◆ **REQUIRED WORK**
Reproduce the records below in full and without edits, omitting images.

◆ **DATA RECORDS**
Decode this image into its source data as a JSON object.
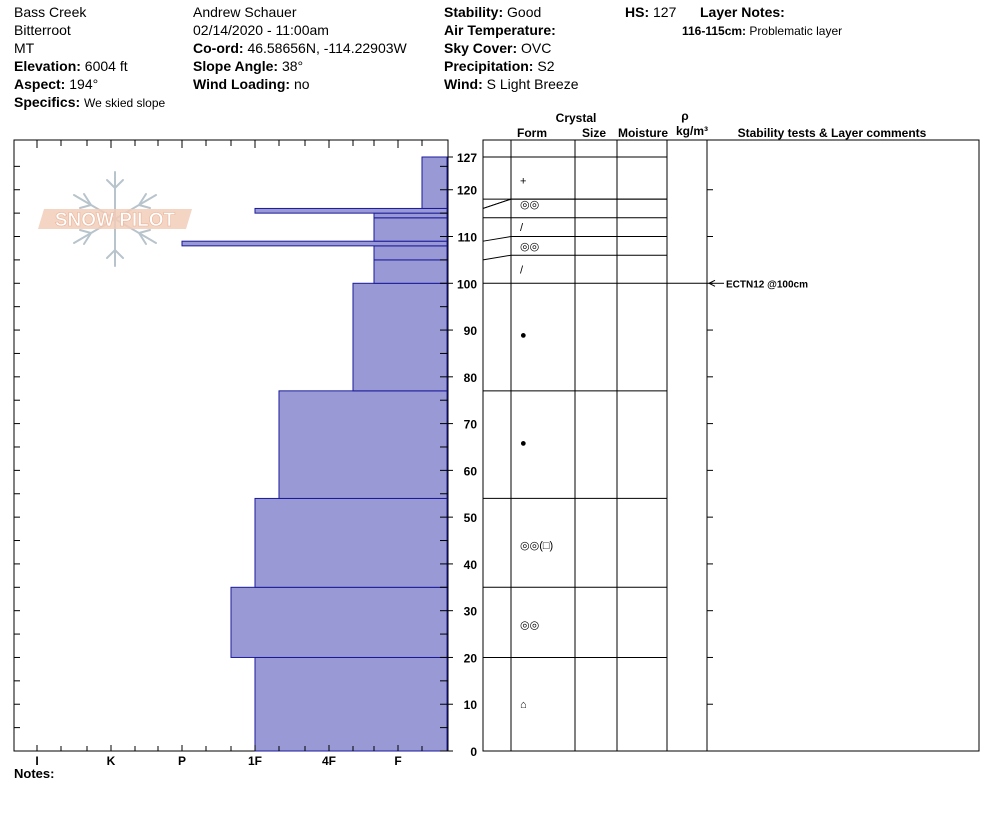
{
  "header": {
    "location": "Bass Creek",
    "range": "Bitterroot",
    "state": "MT",
    "elevation_label": "Elevation:",
    "elevation": "6004 ft",
    "aspect_label": "Aspect:",
    "aspect": "194°",
    "specifics_label": "Specifics:",
    "specifics": "We skied slope",
    "observer": "Andrew Schauer",
    "datetime": "02/14/2020 - 11:00am",
    "coord_label": "Co-ord:",
    "coord": "46.58656N, -114.22903W",
    "slope_label": "Slope Angle:",
    "slope": "38°",
    "wind_loading_label": "Wind Loading:",
    "wind_loading": "no",
    "stability_label": "Stability:",
    "stability": "Good",
    "air_temp_label": "Air Temperature:",
    "sky_label": "Sky Cover:",
    "sky": "OVC",
    "precip_label": "Precipitation:",
    "precip": "S2",
    "wind_label": "Wind:",
    "wind": "S Light Breeze",
    "hs_label": "HS:",
    "hs": "127",
    "layer_notes_label": "Layer Notes:",
    "layer_note_range": "116-115cm:",
    "layer_note_text": "Problematic layer"
  },
  "logo_text": "SNOW PILOT",
  "table_headers": {
    "crystal": "Crystal",
    "form": "Form",
    "size": "Size",
    "moisture": "Moisture",
    "rho": "ρ",
    "density_unit": "kg/m³",
    "comments": "Stability tests & Layer comments"
  },
  "notes_label": "Notes:",
  "chart_data": {
    "type": "bar",
    "orientation": "horizontal",
    "y_axis": {
      "range": [
        0,
        127
      ],
      "ticks": [
        0,
        10,
        20,
        30,
        40,
        50,
        60,
        70,
        80,
        90,
        100,
        110,
        120,
        127
      ]
    },
    "x_axis": {
      "labels": [
        "I",
        "K",
        "P",
        "1F",
        "4F",
        "F"
      ]
    },
    "hardness_layers": [
      {
        "bottom": 0,
        "top": 20,
        "hardness": "1F"
      },
      {
        "bottom": 20,
        "top": 35,
        "hardness": "1F+"
      },
      {
        "bottom": 35,
        "top": 54,
        "hardness": "1F"
      },
      {
        "bottom": 54,
        "top": 77,
        "hardness": "1F-"
      },
      {
        "bottom": 77,
        "top": 100,
        "hardness": "4F-"
      },
      {
        "bottom": 100,
        "top": 105,
        "hardness": "F+"
      },
      {
        "bottom": 105,
        "top": 108,
        "hardness": "F+"
      },
      {
        "bottom": 108,
        "top": 109,
        "hardness": "P"
      },
      {
        "bottom": 109,
        "top": 114,
        "hardness": "F+"
      },
      {
        "bottom": 114,
        "top": 115,
        "hardness": "F+"
      },
      {
        "bottom": 115,
        "top": 116,
        "hardness": "1F"
      },
      {
        "bottom": 116,
        "top": 127,
        "hardness": "F-"
      }
    ],
    "layer_boundaries": [
      20,
      35,
      54,
      77,
      100,
      105,
      109,
      114,
      116,
      118,
      127
    ],
    "crystal_forms": [
      {
        "height": 10,
        "symbol": "⌂"
      },
      {
        "height": 27,
        "symbol": "◎◎"
      },
      {
        "height": 44,
        "symbol": "◎◎(□)"
      },
      {
        "height": 66,
        "symbol": "●"
      },
      {
        "height": 89,
        "symbol": "●"
      },
      {
        "height": 103,
        "symbol": "/"
      },
      {
        "height": 108,
        "symbol": "◎◎"
      },
      {
        "height": 112,
        "symbol": "/"
      },
      {
        "height": 117,
        "symbol": "◎◎"
      },
      {
        "height": 122,
        "symbol": "+"
      }
    ],
    "stability_tests": [
      {
        "height": 100,
        "label": "ECTN12 @100cm"
      }
    ],
    "colors": {
      "fill": "#9999d6",
      "stroke": "#1a1a99"
    }
  }
}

◆ **COMPLETE RESPONSE**
Decode this image into its source data as a JSON object.
{
  "header": {
    "location": "Bass Creek",
    "range": "Bitterroot",
    "state": "MT",
    "elevation_label": "Elevation:",
    "elevation": "6004 ft",
    "aspect_label": "Aspect:",
    "aspect": "194°",
    "specifics_label": "Specifics:",
    "specifics": "We skied slope",
    "observer": "Andrew Schauer",
    "datetime": "02/14/2020 - 11:00am",
    "coord_label": "Co-ord:",
    "coord": "46.58656N, -114.22903W",
    "slope_label": "Slope Angle:",
    "slope": "38°",
    "wind_loading_label": "Wind Loading:",
    "wind_loading": "no",
    "stability_label": "Stability:",
    "stability": "Good",
    "air_temp_label": "Air Temperature:",
    "sky_label": "Sky Cover:",
    "sky": "OVC",
    "precip_label": "Precipitation:",
    "precip": "S2",
    "wind_label": "Wind:",
    "wind": "S Light Breeze",
    "hs_label": "HS:",
    "hs": "127",
    "layer_notes_label": "Layer Notes:",
    "layer_note_range": "116-115cm:",
    "layer_note_text": "Problematic layer"
  },
  "logo_text": "SNOW PILOT",
  "table_headers": {
    "crystal": "Crystal",
    "form": "Form",
    "size": "Size",
    "moisture": "Moisture",
    "rho": "ρ",
    "density_unit": "kg/m³",
    "comments": "Stability tests & Layer comments"
  },
  "notes_label": "Notes:",
  "chart_data": {
    "type": "bar",
    "orientation": "horizontal",
    "y_axis": {
      "range": [
        0,
        127
      ],
      "ticks": [
        0,
        10,
        20,
        30,
        40,
        50,
        60,
        70,
        80,
        90,
        100,
        110,
        120,
        127
      ]
    },
    "x_axis": {
      "labels": [
        "I",
        "K",
        "P",
        "1F",
        "4F",
        "F"
      ]
    },
    "hardness_layers": [
      {
        "bottom": 0,
        "top": 20,
        "hardness": "1F"
      },
      {
        "bottom": 20,
        "top": 35,
        "hardness": "1F+"
      },
      {
        "bottom": 35,
        "top": 54,
        "hardness": "1F"
      },
      {
        "bottom": 54,
        "top": 77,
        "hardness": "1F-"
      },
      {
        "bottom": 77,
        "top": 100,
        "hardness": "4F-"
      },
      {
        "bottom": 100,
        "top": 105,
        "hardness": "F+"
      },
      {
        "bottom": 105,
        "top": 108,
        "hardness": "F+"
      },
      {
        "bottom": 108,
        "top": 109,
        "hardness": "P"
      },
      {
        "bottom": 109,
        "top": 114,
        "hardness": "F+"
      },
      {
        "bottom": 114,
        "top": 115,
        "hardness": "F+"
      },
      {
        "bottom": 115,
        "top": 116,
        "hardness": "1F"
      },
      {
        "bottom": 116,
        "top": 127,
        "hardness": "F-"
      }
    ],
    "layer_boundaries": [
      20,
      35,
      54,
      77,
      100,
      105,
      109,
      114,
      116,
      118,
      127
    ],
    "crystal_forms": [
      {
        "height": 10,
        "symbol": "⌂"
      },
      {
        "height": 27,
        "symbol": "◎◎"
      },
      {
        "height": 44,
        "symbol": "◎◎(□)"
      },
      {
        "height": 66,
        "symbol": "●"
      },
      {
        "height": 89,
        "symbol": "●"
      },
      {
        "height": 103,
        "symbol": "/"
      },
      {
        "height": 108,
        "symbol": "◎◎"
      },
      {
        "height": 112,
        "symbol": "/"
      },
      {
        "height": 117,
        "symbol": "◎◎"
      },
      {
        "height": 122,
        "symbol": "+"
      }
    ],
    "stability_tests": [
      {
        "height": 100,
        "label": "ECTN12 @100cm"
      }
    ],
    "colors": {
      "fill": "#9999d6",
      "stroke": "#1a1a99"
    }
  }
}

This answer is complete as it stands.